The request. Here are some records. Copy each one exactly.
** START OF Entries **
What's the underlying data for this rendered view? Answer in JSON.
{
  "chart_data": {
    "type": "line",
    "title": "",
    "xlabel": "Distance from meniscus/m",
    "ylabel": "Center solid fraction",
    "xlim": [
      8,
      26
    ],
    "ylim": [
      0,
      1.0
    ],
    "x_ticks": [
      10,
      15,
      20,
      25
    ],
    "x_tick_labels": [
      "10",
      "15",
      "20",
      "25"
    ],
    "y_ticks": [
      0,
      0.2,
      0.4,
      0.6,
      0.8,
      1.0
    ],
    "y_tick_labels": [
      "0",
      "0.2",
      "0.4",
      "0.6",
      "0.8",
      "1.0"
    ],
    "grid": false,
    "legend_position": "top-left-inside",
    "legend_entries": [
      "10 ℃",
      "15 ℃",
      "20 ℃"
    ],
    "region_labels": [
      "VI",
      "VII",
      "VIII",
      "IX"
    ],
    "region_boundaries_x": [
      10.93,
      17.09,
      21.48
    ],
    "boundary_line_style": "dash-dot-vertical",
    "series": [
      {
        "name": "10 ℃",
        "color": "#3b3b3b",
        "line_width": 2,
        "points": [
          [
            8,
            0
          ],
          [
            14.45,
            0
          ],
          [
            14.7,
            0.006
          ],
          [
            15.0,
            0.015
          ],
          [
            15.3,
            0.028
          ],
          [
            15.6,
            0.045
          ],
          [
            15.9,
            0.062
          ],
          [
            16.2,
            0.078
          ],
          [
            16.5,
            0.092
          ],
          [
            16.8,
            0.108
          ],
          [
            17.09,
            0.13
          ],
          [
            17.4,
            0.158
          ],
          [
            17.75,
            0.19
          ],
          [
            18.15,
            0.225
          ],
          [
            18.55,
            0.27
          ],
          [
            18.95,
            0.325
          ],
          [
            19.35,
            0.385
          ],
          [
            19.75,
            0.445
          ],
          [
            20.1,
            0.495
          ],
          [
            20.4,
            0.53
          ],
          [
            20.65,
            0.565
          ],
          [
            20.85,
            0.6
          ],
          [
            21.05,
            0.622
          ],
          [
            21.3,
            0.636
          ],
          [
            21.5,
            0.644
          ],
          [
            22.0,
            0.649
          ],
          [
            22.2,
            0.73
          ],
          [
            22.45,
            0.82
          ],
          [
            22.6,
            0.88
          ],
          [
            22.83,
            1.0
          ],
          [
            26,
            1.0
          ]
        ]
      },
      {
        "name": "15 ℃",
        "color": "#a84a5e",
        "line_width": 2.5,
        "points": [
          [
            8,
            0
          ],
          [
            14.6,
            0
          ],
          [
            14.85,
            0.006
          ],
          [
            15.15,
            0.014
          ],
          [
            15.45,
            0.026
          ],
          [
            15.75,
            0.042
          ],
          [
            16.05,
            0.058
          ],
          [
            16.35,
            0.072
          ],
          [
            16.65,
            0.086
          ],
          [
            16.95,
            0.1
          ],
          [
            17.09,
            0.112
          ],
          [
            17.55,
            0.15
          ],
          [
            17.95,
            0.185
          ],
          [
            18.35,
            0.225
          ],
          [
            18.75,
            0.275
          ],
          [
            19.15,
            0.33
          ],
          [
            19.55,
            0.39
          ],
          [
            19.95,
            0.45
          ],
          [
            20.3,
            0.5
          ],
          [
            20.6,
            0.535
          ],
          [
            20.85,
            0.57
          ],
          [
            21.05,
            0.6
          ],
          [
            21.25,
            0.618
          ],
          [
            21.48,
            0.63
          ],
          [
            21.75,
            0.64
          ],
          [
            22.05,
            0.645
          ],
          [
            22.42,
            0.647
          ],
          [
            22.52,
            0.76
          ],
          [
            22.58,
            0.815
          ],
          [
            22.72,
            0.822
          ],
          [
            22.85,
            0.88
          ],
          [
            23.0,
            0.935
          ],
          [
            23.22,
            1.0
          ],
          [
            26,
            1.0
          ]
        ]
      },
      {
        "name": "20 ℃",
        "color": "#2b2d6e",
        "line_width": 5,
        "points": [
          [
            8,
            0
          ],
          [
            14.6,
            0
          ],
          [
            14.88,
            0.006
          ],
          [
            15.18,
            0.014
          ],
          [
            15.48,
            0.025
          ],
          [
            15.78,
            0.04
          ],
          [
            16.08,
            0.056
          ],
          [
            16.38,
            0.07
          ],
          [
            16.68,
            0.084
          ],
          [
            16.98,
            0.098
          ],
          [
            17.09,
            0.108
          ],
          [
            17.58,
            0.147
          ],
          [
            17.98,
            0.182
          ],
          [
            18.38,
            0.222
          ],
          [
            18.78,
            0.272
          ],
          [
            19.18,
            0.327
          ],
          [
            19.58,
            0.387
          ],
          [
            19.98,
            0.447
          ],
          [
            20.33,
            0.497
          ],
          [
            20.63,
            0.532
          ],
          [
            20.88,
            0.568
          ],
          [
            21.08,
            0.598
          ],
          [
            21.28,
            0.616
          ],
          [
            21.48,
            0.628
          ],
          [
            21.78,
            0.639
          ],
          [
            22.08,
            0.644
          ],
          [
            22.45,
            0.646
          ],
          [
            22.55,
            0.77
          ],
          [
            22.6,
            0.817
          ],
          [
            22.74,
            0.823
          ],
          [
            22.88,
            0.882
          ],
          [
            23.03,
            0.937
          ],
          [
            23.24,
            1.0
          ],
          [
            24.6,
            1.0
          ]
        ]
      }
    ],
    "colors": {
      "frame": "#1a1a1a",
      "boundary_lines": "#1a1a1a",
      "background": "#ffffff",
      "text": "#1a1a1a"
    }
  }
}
** END OF Entries **
Output of the task.
What's the underlying data for this rendered view? Answer in JSON.
{
  "chart_data": {
    "type": "line",
    "title": "",
    "xlabel": "Distance from meniscus/m",
    "ylabel": "Center solid fraction",
    "xlim": [
      8,
      26
    ],
    "ylim": [
      0,
      1.0
    ],
    "x_ticks": [
      10,
      15,
      20,
      25
    ],
    "x_tick_labels": [
      "10",
      "15",
      "20",
      "25"
    ],
    "y_ticks": [
      0,
      0.2,
      0.4,
      0.6,
      0.8,
      1.0
    ],
    "y_tick_labels": [
      "0",
      "0.2",
      "0.4",
      "0.6",
      "0.8",
      "1.0"
    ],
    "grid": false,
    "legend_position": "top-left-inside",
    "legend_entries": [
      "10 ℃",
      "15 ℃",
      "20 ℃"
    ],
    "region_labels": [
      "VI",
      "VII",
      "VIII",
      "IX"
    ],
    "region_boundaries_x": [
      10.93,
      17.09,
      21.48
    ],
    "boundary_line_style": "dash-dot-vertical",
    "series": [
      {
        "name": "10 ℃",
        "color": "#3b3b3b",
        "line_width": 2,
        "points": [
          [
            8,
            0
          ],
          [
            14.45,
            0
          ],
          [
            14.7,
            0.006
          ],
          [
            15.0,
            0.015
          ],
          [
            15.3,
            0.028
          ],
          [
            15.6,
            0.045
          ],
          [
            15.9,
            0.062
          ],
          [
            16.2,
            0.078
          ],
          [
            16.5,
            0.092
          ],
          [
            16.8,
            0.108
          ],
          [
            17.09,
            0.13
          ],
          [
            17.4,
            0.158
          ],
          [
            17.75,
            0.19
          ],
          [
            18.15,
            0.225
          ],
          [
            18.55,
            0.27
          ],
          [
            18.95,
            0.325
          ],
          [
            19.35,
            0.385
          ],
          [
            19.75,
            0.445
          ],
          [
            20.1,
            0.495
          ],
          [
            20.4,
            0.53
          ],
          [
            20.65,
            0.565
          ],
          [
            20.85,
            0.6
          ],
          [
            21.05,
            0.622
          ],
          [
            21.3,
            0.636
          ],
          [
            21.5,
            0.644
          ],
          [
            22.0,
            0.649
          ],
          [
            22.2,
            0.73
          ],
          [
            22.45,
            0.82
          ],
          [
            22.6,
            0.88
          ],
          [
            22.83,
            1.0
          ],
          [
            26,
            1.0
          ]
        ]
      },
      {
        "name": "15 ℃",
        "color": "#a84a5e",
        "line_width": 2.5,
        "points": [
          [
            8,
            0
          ],
          [
            14.6,
            0
          ],
          [
            14.85,
            0.006
          ],
          [
            15.15,
            0.014
          ],
          [
            15.45,
            0.026
          ],
          [
            15.75,
            0.042
          ],
          [
            16.05,
            0.058
          ],
          [
            16.35,
            0.072
          ],
          [
            16.65,
            0.086
          ],
          [
            16.95,
            0.1
          ],
          [
            17.09,
            0.112
          ],
          [
            17.55,
            0.15
          ],
          [
            17.95,
            0.185
          ],
          [
            18.35,
            0.225
          ],
          [
            18.75,
            0.275
          ],
          [
            19.15,
            0.33
          ],
          [
            19.55,
            0.39
          ],
          [
            19.95,
            0.45
          ],
          [
            20.3,
            0.5
          ],
          [
            20.6,
            0.535
          ],
          [
            20.85,
            0.57
          ],
          [
            21.05,
            0.6
          ],
          [
            21.25,
            0.618
          ],
          [
            21.48,
            0.63
          ],
          [
            21.75,
            0.64
          ],
          [
            22.05,
            0.645
          ],
          [
            22.42,
            0.647
          ],
          [
            22.52,
            0.76
          ],
          [
            22.58,
            0.815
          ],
          [
            22.72,
            0.822
          ],
          [
            22.85,
            0.88
          ],
          [
            23.0,
            0.935
          ],
          [
            23.22,
            1.0
          ],
          [
            26,
            1.0
          ]
        ]
      },
      {
        "name": "20 ℃",
        "color": "#2b2d6e",
        "line_width": 5,
        "points": [
          [
            8,
            0
          ],
          [
            14.6,
            0
          ],
          [
            14.88,
            0.006
          ],
          [
            15.18,
            0.014
          ],
          [
            15.48,
            0.025
          ],
          [
            15.78,
            0.04
          ],
          [
            16.08,
            0.056
          ],
          [
            16.38,
            0.07
          ],
          [
            16.68,
            0.084
          ],
          [
            16.98,
            0.098
          ],
          [
            17.09,
            0.108
          ],
          [
            17.58,
            0.147
          ],
          [
            17.98,
            0.182
          ],
          [
            18.38,
            0.222
          ],
          [
            18.78,
            0.272
          ],
          [
            19.18,
            0.327
          ],
          [
            19.58,
            0.387
          ],
          [
            19.98,
            0.447
          ],
          [
            20.33,
            0.497
          ],
          [
            20.63,
            0.532
          ],
          [
            20.88,
            0.568
          ],
          [
            21.08,
            0.598
          ],
          [
            21.28,
            0.616
          ],
          [
            21.48,
            0.628
          ],
          [
            21.78,
            0.639
          ],
          [
            22.08,
            0.644
          ],
          [
            22.45,
            0.646
          ],
          [
            22.55,
            0.77
          ],
          [
            22.6,
            0.817
          ],
          [
            22.74,
            0.823
          ],
          [
            22.88,
            0.882
          ],
          [
            23.03,
            0.937
          ],
          [
            23.24,
            1.0
          ],
          [
            24.6,
            1.0
          ]
        ]
      }
    ],
    "colors": {
      "frame": "#1a1a1a",
      "boundary_lines": "#1a1a1a",
      "background": "#ffffff",
      "text": "#1a1a1a"
    }
  }
}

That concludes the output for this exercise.